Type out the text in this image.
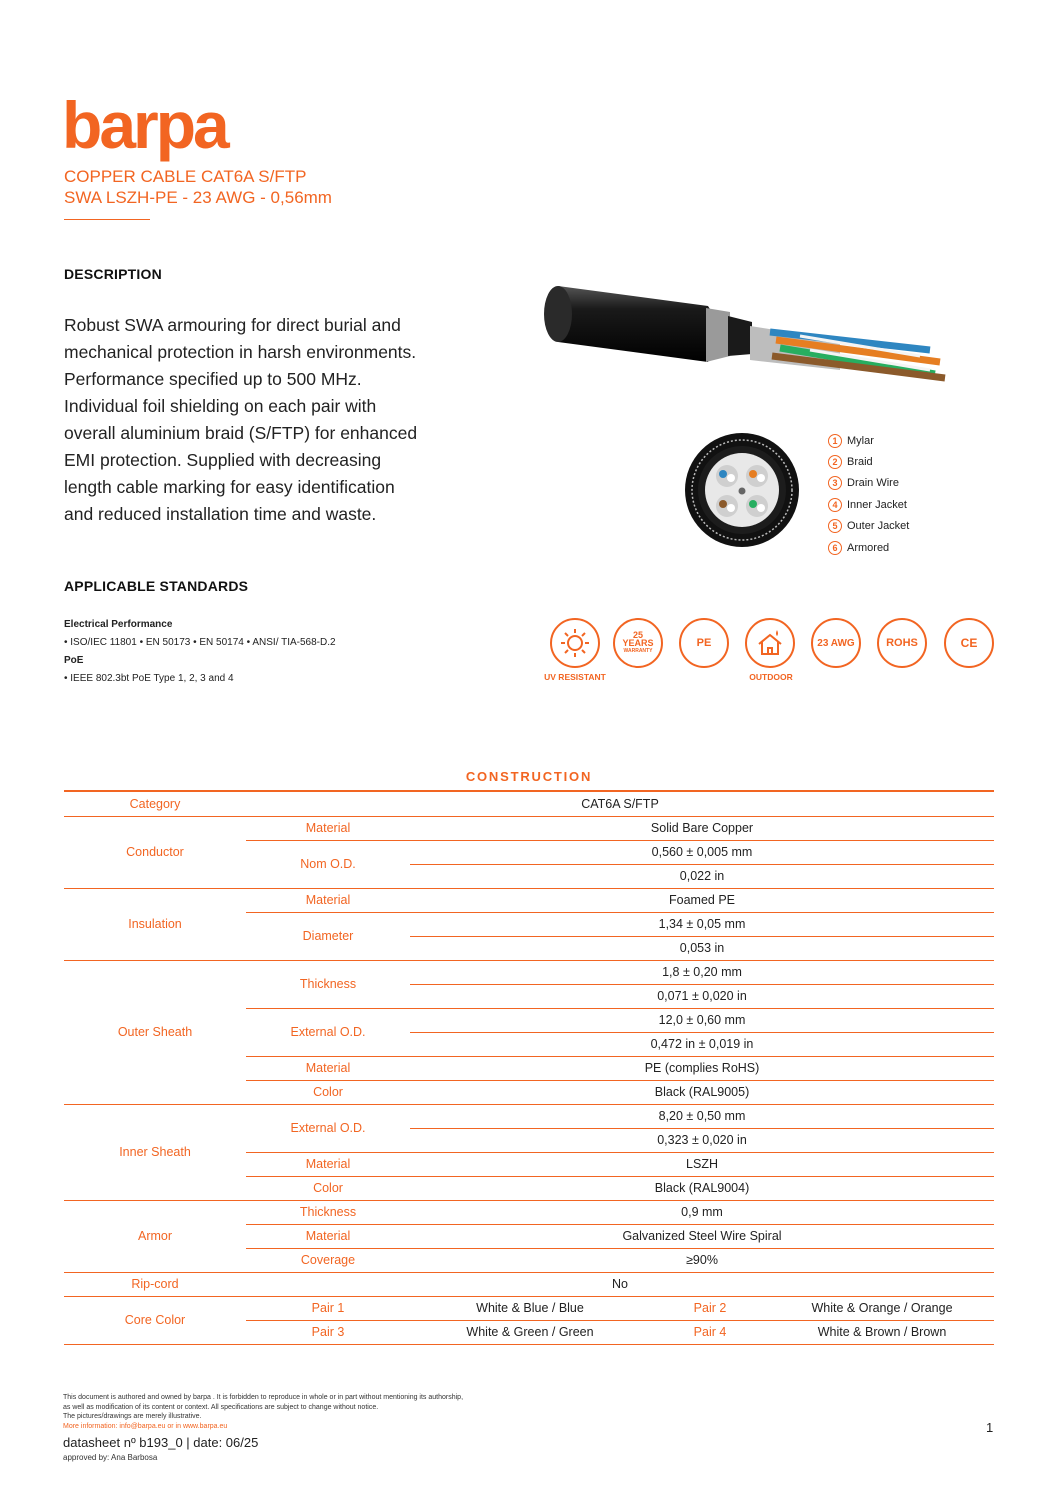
barpa
COPPER CABLE CAT6A S/FTP
SWA LSZH-PE - 23 AWG - 0,56mm
DESCRIPTION
Robust SWA armouring for direct burial and mechanical protection in harsh environments. Performance specified up to 500 MHz. Individual foil shielding on each pair with overall aluminium braid (S/FTP) for enhanced EMI protection. Supplied with decreasing length cable marking for easy identification and reduced installation time and waste.
APPLICABLE STANDARDS
Electrical Performance
• ISO/IEC 11801 • EN 50173 • EN 50174 • ANSI/ TIA-568-D.2
PoE
• IEEE 802.3bt PoE Type 1, 2, 3 and 4
1 Mylar
2 Braid
3 Drain Wire
4 Inner Jacket
5 Outer Jacket
6 Armored
UV RESISTANT
25
YEARS
WARRANTY
PE
OUTDOOR
23 AWG	ROHS	CE
CONSTRUCTION
Category	CAT6A S/FTP			
Conductor	Material	Solid Bare Copper		
	Nom O.D.	0,560 ± 0,005 mm		
		0,022 in		
Insulation	Material	Foamed PE		
	Diameter	1,34 ± 0,05 mm		
		0,053 in		
Outer Sheath	Thickness	1,8 ± 0,20 mm		
		0,071 ± 0,020 in		
	External O.D.	12,0 ± 0,60 mm		
		0,472 in ± 0,019 in		
	Material	PE (complies RoHS)		
	Color	Black (RAL9005)		
Inner Sheath	External O.D.	8,20 ± 0,50 mm		
		0,323 ± 0,020 in		
	Material	LSZH		
	Color	Black (RAL9004)		
Armor	Thickness	0,9 mm		
	Material	Galvanized Steel Wire Spiral		
	Coverage	≥90%		
Rip-cord	No			
Core Color	Pair 1	White & Blue / Blue	Pair 2	White & Orange / Orange
	Pair 3	White & Green / Green	Pair 4	White & Brown / Brown
This document is authored and owned by barpa . It is forbidden to reproduce in whole or in part without mentioning its authorship,
as well as modification of its content or context. All specifications are subject to change without notice.
The pictures/drawings are merely illustrative.
More information: info@barpa.eu or in www.barpa.eu	1
datasheet nº b193_0 | date: 06/25
approved by: Ana Barbosa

********

- _Exercise goal_
Repeat the entries exactly and keep the pictures out of the copy.

- _Written answer_
Type out the text in this image.
barpa
COPPER CABLE CAT6A S/FTP
SWA LSZH-PE - 23 AWG - 0,56mm
DESCRIPTION
Robust SWA armouring for direct burial and mechanical protection in harsh environments. Performance specified up to 500 MHz. Individual foil shielding on each pair with overall aluminium braid (S/FTP) for enhanced EMI protection. Supplied with decreasing length cable marking for easy identification and reduced installation time and waste.
APPLICABLE STANDARDS
Electrical Performance
• ISO/IEC 11801 • EN 50173 • EN 50174 • ANSI/ TIA-568-D.2
PoE
• IEEE 802.3bt PoE Type 1, 2, 3 and 4
1 Mylar
2 Braid
3 Drain Wire
4 Inner Jacket
5 Outer Jacket
6 Armored
UV RESISTANT
25
YEARS
WARRANTY
PE
OUTDOOR
23 AWG	ROHS	CE
CONSTRUCTION
Category	CAT6A S/FTP			
Conductor	Material	Solid Bare Copper		
	Nom O.D.	0,560 ± 0,005 mm		
		0,022 in		
Insulation	Material	Foamed PE		
	Diameter	1,34 ± 0,05 mm		
		0,053 in		
Outer Sheath	Thickness	1,8 ± 0,20 mm		
		0,071 ± 0,020 in		
	External O.D.	12,0 ± 0,60 mm		
		0,472 in ± 0,019 in		
	Material	PE (complies RoHS)		
	Color	Black (RAL9005)		
Inner Sheath	External O.D.	8,20 ± 0,50 mm		
		0,323 ± 0,020 in		
	Material	LSZH		
	Color	Black (RAL9004)		
Armor	Thickness	0,9 mm		
	Material	Galvanized Steel Wire Spiral		
	Coverage	≥90%		
Rip-cord	No			
Core Color	Pair 1	White & Blue / Blue	Pair 2	White & Orange / Orange
	Pair 3	White & Green / Green	Pair 4	White & Brown / Brown
This document is authored and owned by barpa . It is forbidden to reproduce in whole or in part without mentioning its authorship,
as well as modification of its content or context. All specifications are subject to change without notice.
The pictures/drawings are merely illustrative.
More information: info@barpa.eu or in www.barpa.eu	1
datasheet nº b193_0 | date: 06/25
approved by: Ana Barbosa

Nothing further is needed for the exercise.